OBJECTIVE:
Output all the material that follows, exactly as given.
______________________________
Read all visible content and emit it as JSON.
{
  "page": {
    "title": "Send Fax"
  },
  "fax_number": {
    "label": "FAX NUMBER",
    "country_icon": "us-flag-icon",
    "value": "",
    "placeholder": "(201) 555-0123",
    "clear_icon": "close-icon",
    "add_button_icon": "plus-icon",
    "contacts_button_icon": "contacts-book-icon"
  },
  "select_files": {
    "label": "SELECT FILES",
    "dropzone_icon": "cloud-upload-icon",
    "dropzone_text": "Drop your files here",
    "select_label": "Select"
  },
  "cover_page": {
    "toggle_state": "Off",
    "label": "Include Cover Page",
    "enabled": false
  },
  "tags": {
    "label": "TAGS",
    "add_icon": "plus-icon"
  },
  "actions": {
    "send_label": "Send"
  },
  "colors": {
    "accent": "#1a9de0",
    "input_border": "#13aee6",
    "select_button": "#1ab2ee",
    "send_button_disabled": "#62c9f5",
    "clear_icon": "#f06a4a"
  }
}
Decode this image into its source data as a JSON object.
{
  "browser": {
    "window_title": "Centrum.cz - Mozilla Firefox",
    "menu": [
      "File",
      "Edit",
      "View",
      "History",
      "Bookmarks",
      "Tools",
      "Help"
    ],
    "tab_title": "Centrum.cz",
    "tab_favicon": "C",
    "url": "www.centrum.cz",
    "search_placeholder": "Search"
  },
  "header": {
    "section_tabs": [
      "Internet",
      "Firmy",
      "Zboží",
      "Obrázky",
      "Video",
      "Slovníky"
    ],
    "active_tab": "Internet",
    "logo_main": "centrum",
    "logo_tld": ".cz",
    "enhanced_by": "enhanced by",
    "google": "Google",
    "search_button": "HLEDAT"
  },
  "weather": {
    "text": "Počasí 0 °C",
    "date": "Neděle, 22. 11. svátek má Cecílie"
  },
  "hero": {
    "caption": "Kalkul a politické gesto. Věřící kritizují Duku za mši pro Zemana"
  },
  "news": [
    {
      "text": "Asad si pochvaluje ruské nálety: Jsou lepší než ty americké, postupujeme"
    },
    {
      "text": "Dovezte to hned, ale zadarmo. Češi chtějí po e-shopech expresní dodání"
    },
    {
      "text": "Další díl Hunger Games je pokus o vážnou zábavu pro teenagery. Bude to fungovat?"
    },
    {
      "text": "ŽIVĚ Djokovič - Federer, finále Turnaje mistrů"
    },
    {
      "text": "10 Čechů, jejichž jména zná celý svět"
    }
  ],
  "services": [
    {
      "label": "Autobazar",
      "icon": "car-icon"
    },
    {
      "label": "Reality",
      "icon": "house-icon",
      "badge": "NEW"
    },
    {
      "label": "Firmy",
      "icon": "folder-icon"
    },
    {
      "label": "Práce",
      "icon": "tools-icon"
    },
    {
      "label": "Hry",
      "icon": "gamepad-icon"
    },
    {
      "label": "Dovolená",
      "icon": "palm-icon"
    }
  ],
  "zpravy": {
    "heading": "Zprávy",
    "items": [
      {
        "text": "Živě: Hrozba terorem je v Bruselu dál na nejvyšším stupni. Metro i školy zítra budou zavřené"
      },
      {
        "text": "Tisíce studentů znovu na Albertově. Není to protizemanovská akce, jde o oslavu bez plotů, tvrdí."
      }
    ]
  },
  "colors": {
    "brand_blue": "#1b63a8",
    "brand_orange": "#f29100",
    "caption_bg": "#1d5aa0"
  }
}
______________________________
FINAL RESULT:
Read all visible content and emit it as JSON.
{
  "page": {
    "title": "Send Fax"
  },
  "fax_number": {
    "label": "FAX NUMBER",
    "country_icon": "us-flag-icon",
    "value": "",
    "placeholder": "(201) 555-0123",
    "clear_icon": "close-icon",
    "add_button_icon": "plus-icon",
    "contacts_button_icon": "contacts-book-icon"
  },
  "select_files": {
    "label": "SELECT FILES",
    "dropzone_icon": "cloud-upload-icon",
    "dropzone_text": "Drop your files here",
    "select_label": "Select"
  },
  "cover_page": {
    "toggle_state": "Off",
    "label": "Include Cover Page",
    "enabled": false
  },
  "tags": {
    "label": "TAGS",
    "add_icon": "plus-icon"
  },
  "actions": {
    "send_label": "Send"
  },
  "colors": {
    "accent": "#1a9de0",
    "input_border": "#13aee6",
    "select_button": "#1ab2ee",
    "send_button_disabled": "#62c9f5",
    "clear_icon": "#f06a4a"
  }
}
Decode this image into its source data as a JSON object.
{
  "browser": {
    "window_title": "Centrum.cz - Mozilla Firefox",
    "menu": [
      "File",
      "Edit",
      "View",
      "History",
      "Bookmarks",
      "Tools",
      "Help"
    ],
    "tab_title": "Centrum.cz",
    "tab_favicon": "C",
    "url": "www.centrum.cz",
    "search_placeholder": "Search"
  },
  "header": {
    "section_tabs": [
      "Internet",
      "Firmy",
      "Zboží",
      "Obrázky",
      "Video",
      "Slovníky"
    ],
    "active_tab": "Internet",
    "logo_main": "centrum",
    "logo_tld": ".cz",
    "enhanced_by": "enhanced by",
    "google": "Google",
    "search_button": "HLEDAT"
  },
  "weather": {
    "text": "Počasí 0 °C",
    "date": "Neděle, 22. 11. svátek má Cecílie"
  },
  "hero": {
    "caption": "Kalkul a politické gesto. Věřící kritizují Duku za mši pro Zemana"
  },
  "news": [
    {
      "text": "Asad si pochvaluje ruské nálety: Jsou lepší než ty americké, postupujeme"
    },
    {
      "text": "Dovezte to hned, ale zadarmo. Češi chtějí po e-shopech expresní dodání"
    },
    {
      "text": "Další díl Hunger Games je pokus o vážnou zábavu pro teenagery. Bude to fungovat?"
    },
    {
      "text": "ŽIVĚ Djokovič - Federer, finále Turnaje mistrů"
    },
    {
      "text": "10 Čechů, jejichž jména zná celý svět"
    }
  ],
  "services": [
    {
      "label": "Autobazar",
      "icon": "car-icon"
    },
    {
      "label": "Reality",
      "icon": "house-icon",
      "badge": "NEW"
    },
    {
      "label": "Firmy",
      "icon": "folder-icon"
    },
    {
      "label": "Práce",
      "icon": "tools-icon"
    },
    {
      "label": "Hry",
      "icon": "gamepad-icon"
    },
    {
      "label": "Dovolená",
      "icon": "palm-icon"
    }
  ],
  "zpravy": {
    "heading": "Zprávy",
    "items": [
      {
        "text": "Živě: Hrozba terorem je v Bruselu dál na nejvyšším stupni. Metro i školy zítra budou zavřené"
      },
      {
        "text": "Tisíce studentů znovu na Albertově. Není to protizemanovská akce, jde o oslavu bez plotů, tvrdí."
      }
    ]
  },
  "colors": {
    "brand_blue": "#1b63a8",
    "brand_orange": "#f29100",
    "caption_bg": "#1d5aa0"
  }
}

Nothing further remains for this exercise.